(Part of a data file)

◆ ◆ ◆ ◆

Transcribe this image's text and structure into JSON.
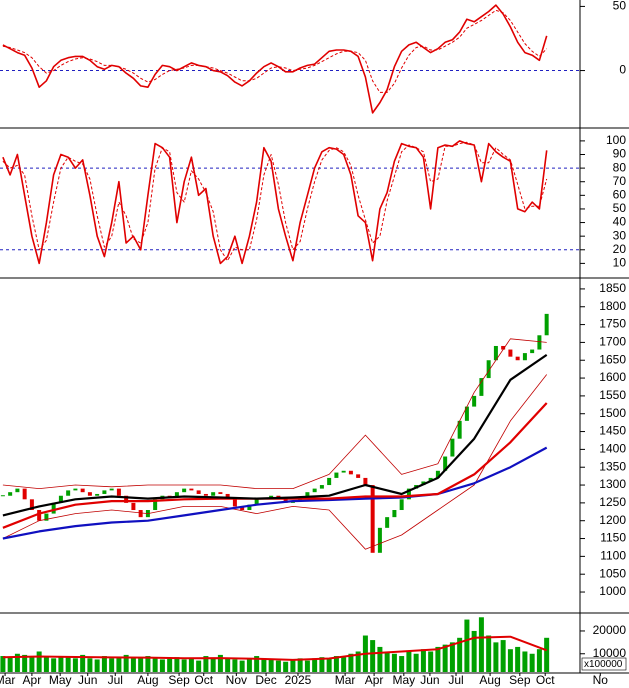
{
  "chart_data": [
    {
      "type": "line",
      "xlim": [
        -0.4,
        79.6
      ],
      "ylim": [
        -44,
        55
      ],
      "yticks": [
        0,
        50
      ],
      "reference_lines": [
        0
      ],
      "series": [
        {
          "color": "#e00000",
          "values": [
            20,
            17,
            14,
            12,
            2,
            -13,
            -8,
            3,
            8,
            10,
            11,
            11,
            8,
            3,
            1,
            4,
            3,
            -2,
            -6,
            -12,
            -13,
            -3,
            4,
            3,
            0,
            3,
            6,
            4,
            3,
            0,
            -1,
            -4,
            -9,
            -12,
            -8,
            -2,
            3,
            6,
            3,
            -1,
            -1,
            2,
            4,
            5,
            10,
            15,
            16,
            16,
            15,
            11,
            -5,
            -33,
            -25,
            -15,
            3,
            15,
            20,
            22,
            18,
            14,
            17,
            22,
            24,
            30,
            40,
            38,
            42,
            46,
            51,
            44,
            34,
            22,
            14,
            12,
            8,
            27
          ]
        },
        {
          "color": "#e00000",
          "dashed": true,
          "values": [
            19,
            18,
            16,
            14,
            10,
            3,
            -2,
            0,
            4,
            7,
            9,
            10,
            9,
            7,
            4,
            4,
            3,
            1,
            -2,
            -6,
            -9,
            -7,
            -3,
            0,
            1,
            2,
            4,
            4,
            3,
            2,
            0,
            -2,
            -5,
            -8,
            -8,
            -6,
            -2,
            2,
            3,
            2,
            0,
            1,
            2,
            4,
            7,
            10,
            13,
            15,
            15,
            14,
            8,
            -8,
            -17,
            -17,
            -10,
            2,
            12,
            18,
            19,
            16,
            16,
            19,
            22,
            26,
            33,
            36,
            39,
            43,
            47,
            45,
            39,
            30,
            21,
            15,
            11,
            17
          ]
        }
      ]
    },
    {
      "type": "line",
      "xlim": [
        -0.4,
        79.6
      ],
      "ylim": [
        0,
        108
      ],
      "yticks": [
        10,
        20,
        30,
        40,
        50,
        60,
        70,
        80,
        90,
        100
      ],
      "reference_lines": [
        20,
        80
      ],
      "series": [
        {
          "color": "#e00000",
          "values": [
            88,
            75,
            90,
            60,
            30,
            10,
            40,
            75,
            90,
            88,
            80,
            86,
            60,
            30,
            15,
            40,
            70,
            25,
            30,
            20,
            60,
            98,
            95,
            88,
            40,
            70,
            88,
            60,
            65,
            30,
            10,
            15,
            30,
            10,
            30,
            55,
            95,
            85,
            50,
            30,
            12,
            40,
            60,
            80,
            92,
            95,
            94,
            90,
            75,
            45,
            40,
            12,
            50,
            62,
            85,
            98,
            96,
            95,
            88,
            50,
            95,
            97,
            96,
            100,
            98,
            97,
            70,
            98,
            92,
            88,
            85,
            50,
            48,
            55,
            50,
            93
          ]
        },
        {
          "color": "#e00000",
          "dashed": true,
          "values": [
            85,
            80,
            82,
            75,
            45,
            20,
            27,
            55,
            80,
            88,
            85,
            83,
            72,
            45,
            22,
            30,
            55,
            45,
            28,
            25,
            40,
            80,
            95,
            92,
            62,
            55,
            78,
            72,
            62,
            48,
            20,
            12,
            22,
            20,
            20,
            42,
            75,
            90,
            68,
            40,
            20,
            26,
            50,
            70,
            86,
            93,
            95,
            92,
            82,
            60,
            42,
            25,
            30,
            56,
            74,
            92,
            97,
            95,
            92,
            70,
            72,
            96,
            96,
            98,
            99,
            97,
            84,
            84,
            95,
            90,
            86,
            68,
            50,
            52,
            52,
            72
          ]
        }
      ]
    },
    {
      "type": "candlestick",
      "xlim": [
        -0.4,
        79.6
      ],
      "ylim": [
        944,
        1875
      ],
      "yticks": [
        1000,
        1050,
        1100,
        1150,
        1200,
        1250,
        1300,
        1350,
        1400,
        1450,
        1500,
        1550,
        1600,
        1650,
        1700,
        1750,
        1800,
        1850
      ],
      "up_color": "#00a000",
      "down_color": "#e00000",
      "close": [
        1270,
        1280,
        1290,
        1260,
        1230,
        1200,
        1220,
        1250,
        1270,
        1285,
        1290,
        1280,
        1270,
        1275,
        1285,
        1290,
        1270,
        1250,
        1230,
        1210,
        1230,
        1260,
        1270,
        1265,
        1280,
        1290,
        1285,
        1275,
        1270,
        1280,
        1275,
        1260,
        1240,
        1230,
        1245,
        1260,
        1265,
        1270,
        1260,
        1250,
        1255,
        1265,
        1280,
        1290,
        1300,
        1320,
        1335,
        1340,
        1330,
        1320,
        1300,
        1110,
        1180,
        1210,
        1230,
        1260,
        1290,
        1300,
        1310,
        1320,
        1340,
        1380,
        1430,
        1480,
        1520,
        1550,
        1600,
        1650,
        1690,
        1680,
        1660,
        1650,
        1670,
        1680,
        1720,
        1780
      ],
      "series": [
        {
          "color": "#c00000",
          "width": 0.8,
          "x": [
            0,
            5,
            10,
            15,
            20,
            25,
            30,
            35,
            40,
            45,
            50,
            55,
            60,
            65,
            70,
            75
          ],
          "values": [
            1300,
            1290,
            1300,
            1295,
            1300,
            1300,
            1300,
            1290,
            1290,
            1330,
            1440,
            1330,
            1360,
            1560,
            1710,
            1700
          ]
        },
        {
          "color": "#c00000",
          "width": 0.8,
          "x": [
            0,
            5,
            10,
            15,
            20,
            25,
            30,
            35,
            40,
            45,
            50,
            55,
            60,
            65,
            70,
            75
          ],
          "values": [
            1150,
            1200,
            1220,
            1230,
            1220,
            1240,
            1240,
            1220,
            1240,
            1230,
            1120,
            1160,
            1230,
            1300,
            1480,
            1610
          ]
        },
        {
          "color": "#1010c0",
          "width": 2.2,
          "x": [
            0,
            5,
            10,
            15,
            20,
            25,
            30,
            35,
            40,
            45,
            50,
            55,
            60,
            65,
            70,
            75
          ],
          "values": [
            1150,
            1170,
            1185,
            1195,
            1200,
            1215,
            1230,
            1245,
            1255,
            1258,
            1262,
            1265,
            1275,
            1305,
            1350,
            1405
          ]
        },
        {
          "color": "#e00000",
          "width": 2.2,
          "x": [
            0,
            5,
            10,
            15,
            20,
            25,
            30,
            35,
            40,
            45,
            50,
            55,
            60,
            65,
            70,
            75
          ],
          "values": [
            1180,
            1220,
            1245,
            1255,
            1255,
            1260,
            1262,
            1262,
            1262,
            1262,
            1268,
            1268,
            1275,
            1330,
            1420,
            1530
          ]
        },
        {
          "color": "#000000",
          "width": 2.2,
          "x": [
            0,
            5,
            10,
            15,
            20,
            25,
            30,
            35,
            40,
            45,
            50,
            55,
            60,
            65,
            70,
            75
          ],
          "values": [
            1215,
            1240,
            1260,
            1268,
            1262,
            1268,
            1265,
            1262,
            1265,
            1270,
            1300,
            1275,
            1320,
            1430,
            1595,
            1665
          ]
        }
      ]
    },
    {
      "type": "bar",
      "xlim": [
        -0.4,
        79.6
      ],
      "ylim": [
        2000,
        27000
      ],
      "yticks": [
        10000,
        20000
      ],
      "unit_label": "x100000",
      "color": "#00a000",
      "values": [
        9000,
        8500,
        10000,
        9500,
        9000,
        11000,
        9000,
        8000,
        8500,
        9000,
        8000,
        9500,
        8000,
        7500,
        9000,
        8000,
        8500,
        9500,
        8000,
        8000,
        9000,
        8000,
        7500,
        8000,
        8500,
        7500,
        8000,
        7000,
        9000,
        8000,
        9500,
        8000,
        7500,
        7000,
        7500,
        9000,
        8000,
        7500,
        7000,
        6500,
        7500,
        8000,
        7000,
        8000,
        8500,
        8000,
        9000,
        8500,
        10000,
        11000,
        18000,
        16000,
        13000,
        11000,
        10000,
        9000,
        11000,
        10000,
        12000,
        11000,
        13000,
        14000,
        15000,
        17000,
        25000,
        20000,
        26000,
        18000,
        15000,
        16000,
        12000,
        13000,
        11000,
        10000,
        12000,
        17000
      ],
      "series": [
        {
          "color": "#e00000",
          "width": 2,
          "x": [
            0,
            5,
            10,
            15,
            20,
            25,
            30,
            35,
            40,
            45,
            50,
            55,
            60,
            65,
            70,
            75
          ],
          "values": [
            8500,
            8800,
            8600,
            8400,
            8300,
            8000,
            8100,
            7800,
            7300,
            7900,
            10000,
            11000,
            12000,
            17000,
            17500,
            11500
          ]
        }
      ],
      "xticks": [
        {
          "value": 0.3,
          "label": "Mar"
        },
        {
          "value": 4,
          "label": "Apr"
        },
        {
          "value": 7.9,
          "label": "May"
        },
        {
          "value": 11.7,
          "label": "Jun"
        },
        {
          "value": 15.5,
          "label": "Jul"
        },
        {
          "value": 20,
          "label": "Aug"
        },
        {
          "value": 24.3,
          "label": "Sep"
        },
        {
          "value": 27.7,
          "label": "Oct"
        },
        {
          "value": 32.2,
          "label": "Nov"
        },
        {
          "value": 36.3,
          "label": "Dec"
        },
        {
          "value": 40.7,
          "label": "2025"
        },
        {
          "value": 47.2,
          "label": "Mar"
        },
        {
          "value": 51.2,
          "label": "Apr"
        },
        {
          "value": 55.3,
          "label": "May"
        },
        {
          "value": 58.9,
          "label": "Jun"
        },
        {
          "value": 62.5,
          "label": "Jul"
        },
        {
          "value": 67.2,
          "label": "Aug"
        },
        {
          "value": 71.3,
          "label": "Sep"
        },
        {
          "value": 74.8,
          "label": "Oct"
        },
        {
          "value": 82.4,
          "label": "No"
        }
      ]
    }
  ]
}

◆ ◆ ◆ ◆

Identify all lines where the word "type" shows up. Copy them.

      "type": "line",
      "type": "line",
      "type": "candlestick",
      "type": "bar",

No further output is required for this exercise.